#### EXERCISE BRIEF
Exactly repeat the full listing that follows.
* * *
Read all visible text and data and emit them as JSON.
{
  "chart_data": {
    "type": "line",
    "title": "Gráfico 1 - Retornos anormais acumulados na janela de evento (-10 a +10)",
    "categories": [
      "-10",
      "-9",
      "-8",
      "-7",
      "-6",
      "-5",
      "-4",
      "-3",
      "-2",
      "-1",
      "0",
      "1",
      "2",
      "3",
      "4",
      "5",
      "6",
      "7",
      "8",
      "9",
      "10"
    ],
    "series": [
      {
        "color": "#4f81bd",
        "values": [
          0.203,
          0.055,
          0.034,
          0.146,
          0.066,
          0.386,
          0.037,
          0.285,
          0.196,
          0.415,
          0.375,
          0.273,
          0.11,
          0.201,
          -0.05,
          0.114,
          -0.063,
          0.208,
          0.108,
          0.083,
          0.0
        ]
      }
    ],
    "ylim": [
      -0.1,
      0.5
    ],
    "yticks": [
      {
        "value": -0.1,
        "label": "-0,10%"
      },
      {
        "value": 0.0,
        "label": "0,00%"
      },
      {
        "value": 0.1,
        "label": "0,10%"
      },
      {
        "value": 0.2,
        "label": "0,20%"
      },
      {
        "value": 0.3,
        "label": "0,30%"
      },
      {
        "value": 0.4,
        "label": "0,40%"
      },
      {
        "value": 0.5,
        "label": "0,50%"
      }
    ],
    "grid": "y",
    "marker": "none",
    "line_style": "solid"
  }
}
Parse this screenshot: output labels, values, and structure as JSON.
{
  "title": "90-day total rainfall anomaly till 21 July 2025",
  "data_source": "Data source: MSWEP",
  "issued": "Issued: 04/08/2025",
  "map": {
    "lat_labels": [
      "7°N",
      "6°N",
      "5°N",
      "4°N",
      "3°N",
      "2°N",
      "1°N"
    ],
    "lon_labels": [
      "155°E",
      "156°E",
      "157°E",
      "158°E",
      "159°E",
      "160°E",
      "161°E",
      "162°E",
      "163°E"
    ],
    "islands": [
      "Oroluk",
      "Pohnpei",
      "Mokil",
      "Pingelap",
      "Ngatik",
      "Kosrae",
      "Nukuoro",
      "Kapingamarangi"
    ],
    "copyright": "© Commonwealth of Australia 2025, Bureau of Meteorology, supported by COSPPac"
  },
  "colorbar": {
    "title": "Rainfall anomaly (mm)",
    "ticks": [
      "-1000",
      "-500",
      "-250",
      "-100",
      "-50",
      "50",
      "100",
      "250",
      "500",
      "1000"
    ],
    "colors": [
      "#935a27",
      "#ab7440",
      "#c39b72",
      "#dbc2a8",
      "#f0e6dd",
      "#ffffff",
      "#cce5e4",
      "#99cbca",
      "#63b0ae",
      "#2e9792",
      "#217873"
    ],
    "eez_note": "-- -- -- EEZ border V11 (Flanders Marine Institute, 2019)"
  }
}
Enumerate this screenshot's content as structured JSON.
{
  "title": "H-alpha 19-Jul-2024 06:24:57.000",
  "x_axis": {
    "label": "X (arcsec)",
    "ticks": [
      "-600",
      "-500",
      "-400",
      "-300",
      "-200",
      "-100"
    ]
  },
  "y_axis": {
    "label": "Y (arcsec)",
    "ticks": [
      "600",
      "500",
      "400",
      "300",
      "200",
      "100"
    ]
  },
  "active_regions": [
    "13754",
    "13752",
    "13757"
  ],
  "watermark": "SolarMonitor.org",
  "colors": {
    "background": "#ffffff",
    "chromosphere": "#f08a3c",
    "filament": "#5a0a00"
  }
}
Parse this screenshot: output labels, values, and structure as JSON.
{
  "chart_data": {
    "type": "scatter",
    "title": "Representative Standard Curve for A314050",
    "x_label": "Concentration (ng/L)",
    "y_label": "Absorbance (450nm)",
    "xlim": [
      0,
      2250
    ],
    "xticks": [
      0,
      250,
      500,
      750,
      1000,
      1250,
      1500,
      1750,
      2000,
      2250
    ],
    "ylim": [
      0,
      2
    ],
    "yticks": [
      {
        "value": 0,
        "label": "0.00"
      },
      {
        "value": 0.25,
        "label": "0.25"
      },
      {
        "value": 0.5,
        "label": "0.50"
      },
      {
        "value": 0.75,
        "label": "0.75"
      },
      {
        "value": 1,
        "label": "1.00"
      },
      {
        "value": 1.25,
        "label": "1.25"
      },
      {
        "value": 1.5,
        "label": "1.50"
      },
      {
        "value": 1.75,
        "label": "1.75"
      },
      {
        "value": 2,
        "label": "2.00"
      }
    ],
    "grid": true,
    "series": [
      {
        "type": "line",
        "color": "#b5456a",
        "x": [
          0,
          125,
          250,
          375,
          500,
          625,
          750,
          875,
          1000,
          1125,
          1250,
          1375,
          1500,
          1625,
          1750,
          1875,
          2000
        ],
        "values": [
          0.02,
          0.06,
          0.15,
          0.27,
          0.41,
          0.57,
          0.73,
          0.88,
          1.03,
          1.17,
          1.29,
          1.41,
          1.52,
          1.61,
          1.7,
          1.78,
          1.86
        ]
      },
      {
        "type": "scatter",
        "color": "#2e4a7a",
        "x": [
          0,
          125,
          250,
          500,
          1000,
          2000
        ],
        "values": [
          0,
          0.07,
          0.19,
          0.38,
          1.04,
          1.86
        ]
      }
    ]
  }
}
* * *
#### COMPLETED EXERCISE
Read all visible text and data and emit them as JSON.
{
  "chart_data": {
    "type": "line",
    "title": "Gráfico 1 - Retornos anormais acumulados na janela de evento (-10 a +10)",
    "categories": [
      "-10",
      "-9",
      "-8",
      "-7",
      "-6",
      "-5",
      "-4",
      "-3",
      "-2",
      "-1",
      "0",
      "1",
      "2",
      "3",
      "4",
      "5",
      "6",
      "7",
      "8",
      "9",
      "10"
    ],
    "series": [
      {
        "color": "#4f81bd",
        "values": [
          0.203,
          0.055,
          0.034,
          0.146,
          0.066,
          0.386,
          0.037,
          0.285,
          0.196,
          0.415,
          0.375,
          0.273,
          0.11,
          0.201,
          -0.05,
          0.114,
          -0.063,
          0.208,
          0.108,
          0.083,
          0.0
        ]
      }
    ],
    "ylim": [
      -0.1,
      0.5
    ],
    "yticks": [
      {
        "value": -0.1,
        "label": "-0,10%"
      },
      {
        "value": 0.0,
        "label": "0,00%"
      },
      {
        "value": 0.1,
        "label": "0,10%"
      },
      {
        "value": 0.2,
        "label": "0,20%"
      },
      {
        "value": 0.3,
        "label": "0,30%"
      },
      {
        "value": 0.4,
        "label": "0,40%"
      },
      {
        "value": 0.5,
        "label": "0,50%"
      }
    ],
    "grid": "y",
    "marker": "none",
    "line_style": "solid"
  }
}
Parse this screenshot: output labels, values, and structure as JSON.
{
  "title": "90-day total rainfall anomaly till 21 July 2025",
  "data_source": "Data source: MSWEP",
  "issued": "Issued: 04/08/2025",
  "map": {
    "lat_labels": [
      "7°N",
      "6°N",
      "5°N",
      "4°N",
      "3°N",
      "2°N",
      "1°N"
    ],
    "lon_labels": [
      "155°E",
      "156°E",
      "157°E",
      "158°E",
      "159°E",
      "160°E",
      "161°E",
      "162°E",
      "163°E"
    ],
    "islands": [
      "Oroluk",
      "Pohnpei",
      "Mokil",
      "Pingelap",
      "Ngatik",
      "Kosrae",
      "Nukuoro",
      "Kapingamarangi"
    ],
    "copyright": "© Commonwealth of Australia 2025, Bureau of Meteorology, supported by COSPPac"
  },
  "colorbar": {
    "title": "Rainfall anomaly (mm)",
    "ticks": [
      "-1000",
      "-500",
      "-250",
      "-100",
      "-50",
      "50",
      "100",
      "250",
      "500",
      "1000"
    ],
    "colors": [
      "#935a27",
      "#ab7440",
      "#c39b72",
      "#dbc2a8",
      "#f0e6dd",
      "#ffffff",
      "#cce5e4",
      "#99cbca",
      "#63b0ae",
      "#2e9792",
      "#217873"
    ],
    "eez_note": "-- -- -- EEZ border V11 (Flanders Marine Institute, 2019)"
  }
}
Enumerate this screenshot's content as structured JSON.
{
  "title": "H-alpha 19-Jul-2024 06:24:57.000",
  "x_axis": {
    "label": "X (arcsec)",
    "ticks": [
      "-600",
      "-500",
      "-400",
      "-300",
      "-200",
      "-100"
    ]
  },
  "y_axis": {
    "label": "Y (arcsec)",
    "ticks": [
      "600",
      "500",
      "400",
      "300",
      "200",
      "100"
    ]
  },
  "active_regions": [
    "13754",
    "13752",
    "13757"
  ],
  "watermark": "SolarMonitor.org",
  "colors": {
    "background": "#ffffff",
    "chromosphere": "#f08a3c",
    "filament": "#5a0a00"
  }
}
Parse this screenshot: output labels, values, and structure as JSON.
{
  "chart_data": {
    "type": "scatter",
    "title": "Representative Standard Curve for A314050",
    "x_label": "Concentration (ng/L)",
    "y_label": "Absorbance (450nm)",
    "xlim": [
      0,
      2250
    ],
    "xticks": [
      0,
      250,
      500,
      750,
      1000,
      1250,
      1500,
      1750,
      2000,
      2250
    ],
    "ylim": [
      0,
      2
    ],
    "yticks": [
      {
        "value": 0,
        "label": "0.00"
      },
      {
        "value": 0.25,
        "label": "0.25"
      },
      {
        "value": 0.5,
        "label": "0.50"
      },
      {
        "value": 0.75,
        "label": "0.75"
      },
      {
        "value": 1,
        "label": "1.00"
      },
      {
        "value": 1.25,
        "label": "1.25"
      },
      {
        "value": 1.5,
        "label": "1.50"
      },
      {
        "value": 1.75,
        "label": "1.75"
      },
      {
        "value": 2,
        "label": "2.00"
      }
    ],
    "grid": true,
    "series": [
      {
        "type": "line",
        "color": "#b5456a",
        "x": [
          0,
          125,
          250,
          375,
          500,
          625,
          750,
          875,
          1000,
          1125,
          1250,
          1375,
          1500,
          1625,
          1750,
          1875,
          2000
        ],
        "values": [
          0.02,
          0.06,
          0.15,
          0.27,
          0.41,
          0.57,
          0.73,
          0.88,
          1.03,
          1.17,
          1.29,
          1.41,
          1.52,
          1.61,
          1.7,
          1.78,
          1.86
        ]
      },
      {
        "type": "scatter",
        "color": "#2e4a7a",
        "x": [
          0,
          125,
          250,
          500,
          1000,
          2000
        ],
        "values": [
          0,
          0.07,
          0.19,
          0.38,
          1.04,
          1.86
        ]
      }
    ]
  }
}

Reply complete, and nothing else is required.